**SOURCE DATA**
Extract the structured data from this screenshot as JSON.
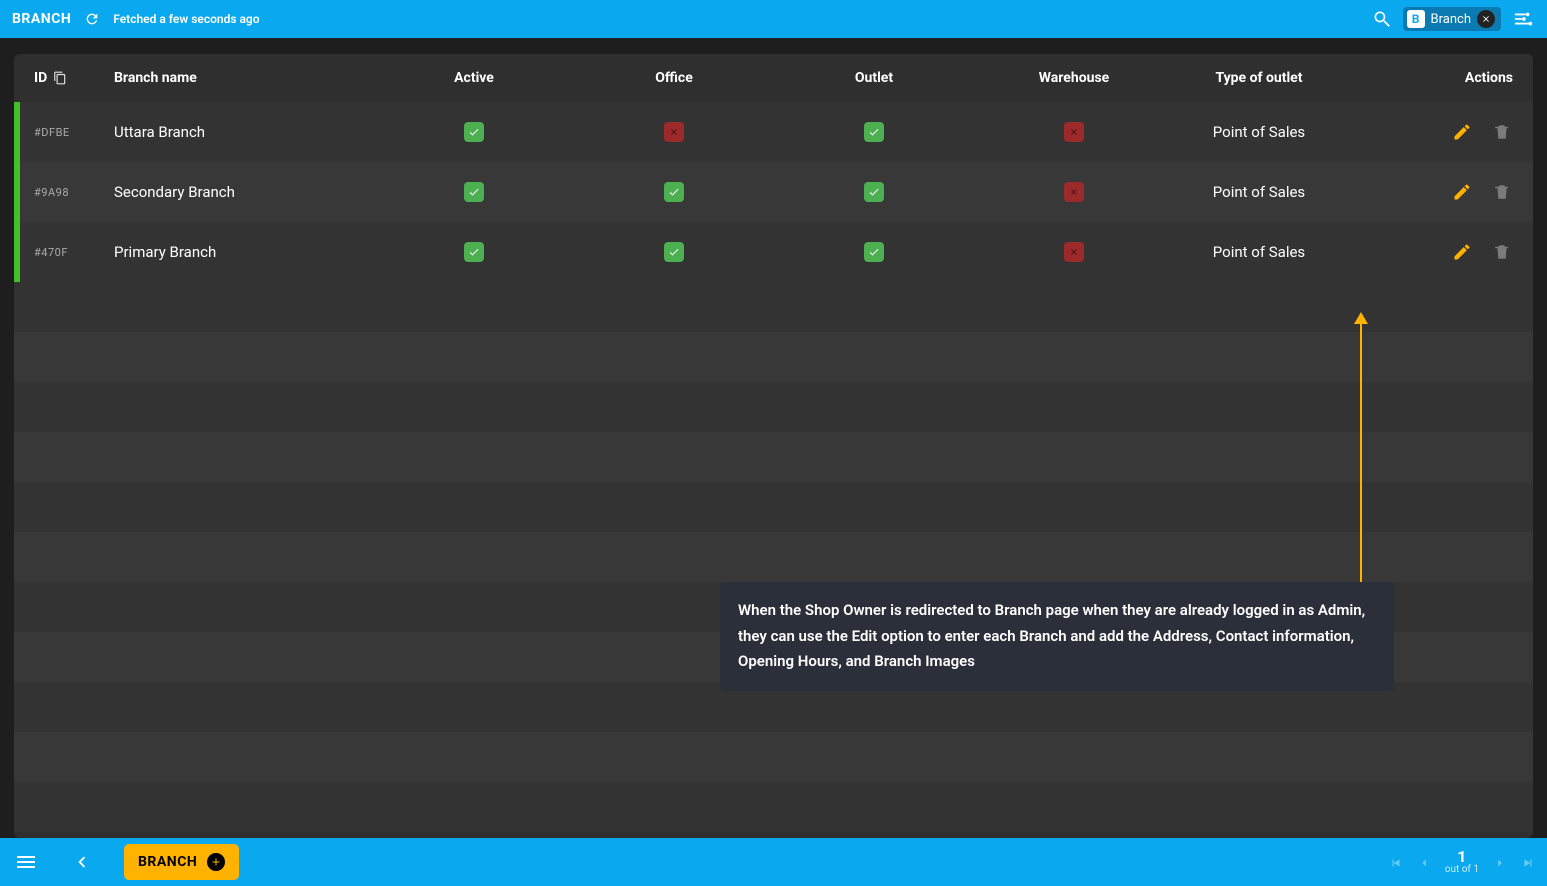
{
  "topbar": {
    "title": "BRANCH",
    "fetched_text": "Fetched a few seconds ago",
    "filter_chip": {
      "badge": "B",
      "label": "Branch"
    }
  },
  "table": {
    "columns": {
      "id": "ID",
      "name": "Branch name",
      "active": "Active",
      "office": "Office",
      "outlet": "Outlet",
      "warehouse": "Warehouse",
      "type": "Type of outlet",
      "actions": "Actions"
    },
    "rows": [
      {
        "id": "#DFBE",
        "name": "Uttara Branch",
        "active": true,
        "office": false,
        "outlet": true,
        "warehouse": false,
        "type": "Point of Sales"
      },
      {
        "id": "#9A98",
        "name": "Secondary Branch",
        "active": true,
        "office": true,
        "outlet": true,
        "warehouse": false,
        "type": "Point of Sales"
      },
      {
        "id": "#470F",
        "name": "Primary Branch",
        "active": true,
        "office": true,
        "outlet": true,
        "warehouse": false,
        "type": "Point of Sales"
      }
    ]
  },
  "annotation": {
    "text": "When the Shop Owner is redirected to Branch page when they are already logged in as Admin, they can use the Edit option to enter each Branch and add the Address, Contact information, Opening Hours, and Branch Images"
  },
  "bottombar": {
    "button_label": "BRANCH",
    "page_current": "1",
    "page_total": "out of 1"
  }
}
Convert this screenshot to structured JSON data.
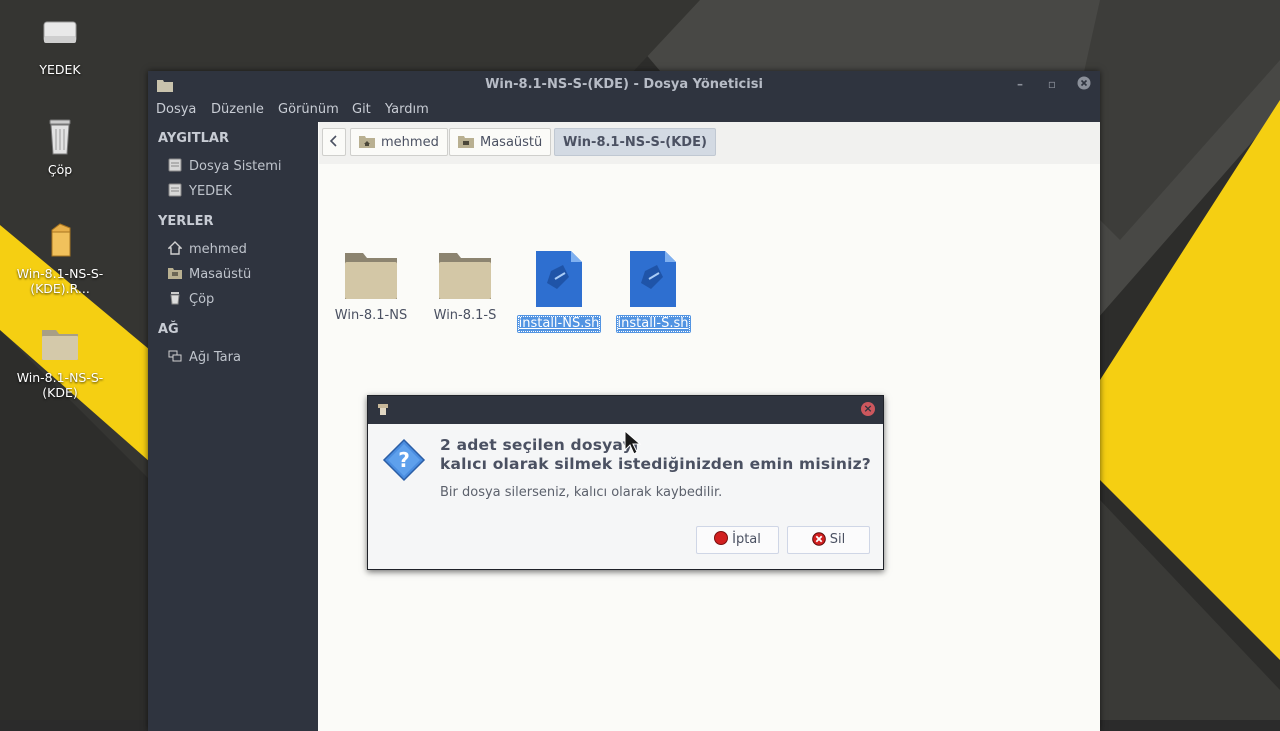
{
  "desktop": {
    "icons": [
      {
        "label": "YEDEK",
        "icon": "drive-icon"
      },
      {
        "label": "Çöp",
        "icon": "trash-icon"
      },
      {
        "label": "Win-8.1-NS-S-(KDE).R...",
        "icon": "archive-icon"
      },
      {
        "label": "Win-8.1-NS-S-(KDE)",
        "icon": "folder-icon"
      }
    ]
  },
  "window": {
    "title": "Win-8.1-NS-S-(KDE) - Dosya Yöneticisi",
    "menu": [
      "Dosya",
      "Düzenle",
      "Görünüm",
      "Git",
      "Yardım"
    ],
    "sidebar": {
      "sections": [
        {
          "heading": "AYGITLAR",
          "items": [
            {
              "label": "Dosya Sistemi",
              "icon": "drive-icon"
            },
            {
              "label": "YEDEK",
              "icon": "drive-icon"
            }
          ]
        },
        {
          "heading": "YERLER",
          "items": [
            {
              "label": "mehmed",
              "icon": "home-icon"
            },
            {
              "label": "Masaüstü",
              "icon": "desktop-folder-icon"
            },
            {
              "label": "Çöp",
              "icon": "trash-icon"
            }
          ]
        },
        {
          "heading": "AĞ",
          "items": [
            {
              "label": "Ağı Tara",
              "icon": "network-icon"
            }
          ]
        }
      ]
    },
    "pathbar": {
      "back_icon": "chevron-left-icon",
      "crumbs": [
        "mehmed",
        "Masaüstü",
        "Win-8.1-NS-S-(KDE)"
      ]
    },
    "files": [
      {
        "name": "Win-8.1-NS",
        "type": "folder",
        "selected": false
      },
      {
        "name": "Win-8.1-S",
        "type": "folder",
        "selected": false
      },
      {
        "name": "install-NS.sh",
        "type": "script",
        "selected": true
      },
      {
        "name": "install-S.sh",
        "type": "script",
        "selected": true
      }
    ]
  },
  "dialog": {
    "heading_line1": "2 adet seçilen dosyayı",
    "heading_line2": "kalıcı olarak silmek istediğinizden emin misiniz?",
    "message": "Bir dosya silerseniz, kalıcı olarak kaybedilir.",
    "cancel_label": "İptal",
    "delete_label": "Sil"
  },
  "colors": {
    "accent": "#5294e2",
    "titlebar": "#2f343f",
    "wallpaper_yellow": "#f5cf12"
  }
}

---

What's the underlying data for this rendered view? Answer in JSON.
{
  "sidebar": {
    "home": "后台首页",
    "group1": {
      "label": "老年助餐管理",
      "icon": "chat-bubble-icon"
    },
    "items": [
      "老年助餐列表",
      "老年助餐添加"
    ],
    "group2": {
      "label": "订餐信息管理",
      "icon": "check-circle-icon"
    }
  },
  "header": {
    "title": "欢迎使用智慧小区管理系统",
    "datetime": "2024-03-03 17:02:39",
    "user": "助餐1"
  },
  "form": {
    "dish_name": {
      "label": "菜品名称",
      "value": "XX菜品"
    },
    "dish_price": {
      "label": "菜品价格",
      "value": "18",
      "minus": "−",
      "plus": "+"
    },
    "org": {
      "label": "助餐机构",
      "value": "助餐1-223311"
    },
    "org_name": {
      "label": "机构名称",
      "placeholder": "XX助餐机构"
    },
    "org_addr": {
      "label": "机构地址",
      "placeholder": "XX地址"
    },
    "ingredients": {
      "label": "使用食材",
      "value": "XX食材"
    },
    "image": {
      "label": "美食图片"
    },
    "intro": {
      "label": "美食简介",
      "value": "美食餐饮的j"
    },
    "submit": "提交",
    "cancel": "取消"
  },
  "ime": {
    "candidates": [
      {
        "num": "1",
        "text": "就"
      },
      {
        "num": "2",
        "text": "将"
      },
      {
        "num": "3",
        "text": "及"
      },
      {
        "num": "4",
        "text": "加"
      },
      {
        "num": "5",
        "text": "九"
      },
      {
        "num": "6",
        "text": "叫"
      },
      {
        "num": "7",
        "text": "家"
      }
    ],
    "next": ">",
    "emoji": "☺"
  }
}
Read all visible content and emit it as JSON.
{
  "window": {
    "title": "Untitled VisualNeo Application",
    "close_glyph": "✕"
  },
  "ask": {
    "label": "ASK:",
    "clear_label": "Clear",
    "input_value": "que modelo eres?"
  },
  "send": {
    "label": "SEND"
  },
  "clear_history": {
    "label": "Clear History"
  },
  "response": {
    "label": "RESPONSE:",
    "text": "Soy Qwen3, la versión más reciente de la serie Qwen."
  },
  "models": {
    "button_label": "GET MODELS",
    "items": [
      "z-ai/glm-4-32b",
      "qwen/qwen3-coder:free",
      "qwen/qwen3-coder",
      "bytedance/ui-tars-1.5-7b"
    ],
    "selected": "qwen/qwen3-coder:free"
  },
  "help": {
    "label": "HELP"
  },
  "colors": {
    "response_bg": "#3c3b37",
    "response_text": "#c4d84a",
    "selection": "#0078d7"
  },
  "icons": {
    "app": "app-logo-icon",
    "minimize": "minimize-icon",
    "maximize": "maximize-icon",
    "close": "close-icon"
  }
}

**GIVEN PROBLEM**
Scan the records above for the string "folder", then report every line that contains it.

**THE ANSWER**
        "icon": "folder-icon"
              "icon": "desktop-folder-icon"
        "type": "folder",
        "type": "folder",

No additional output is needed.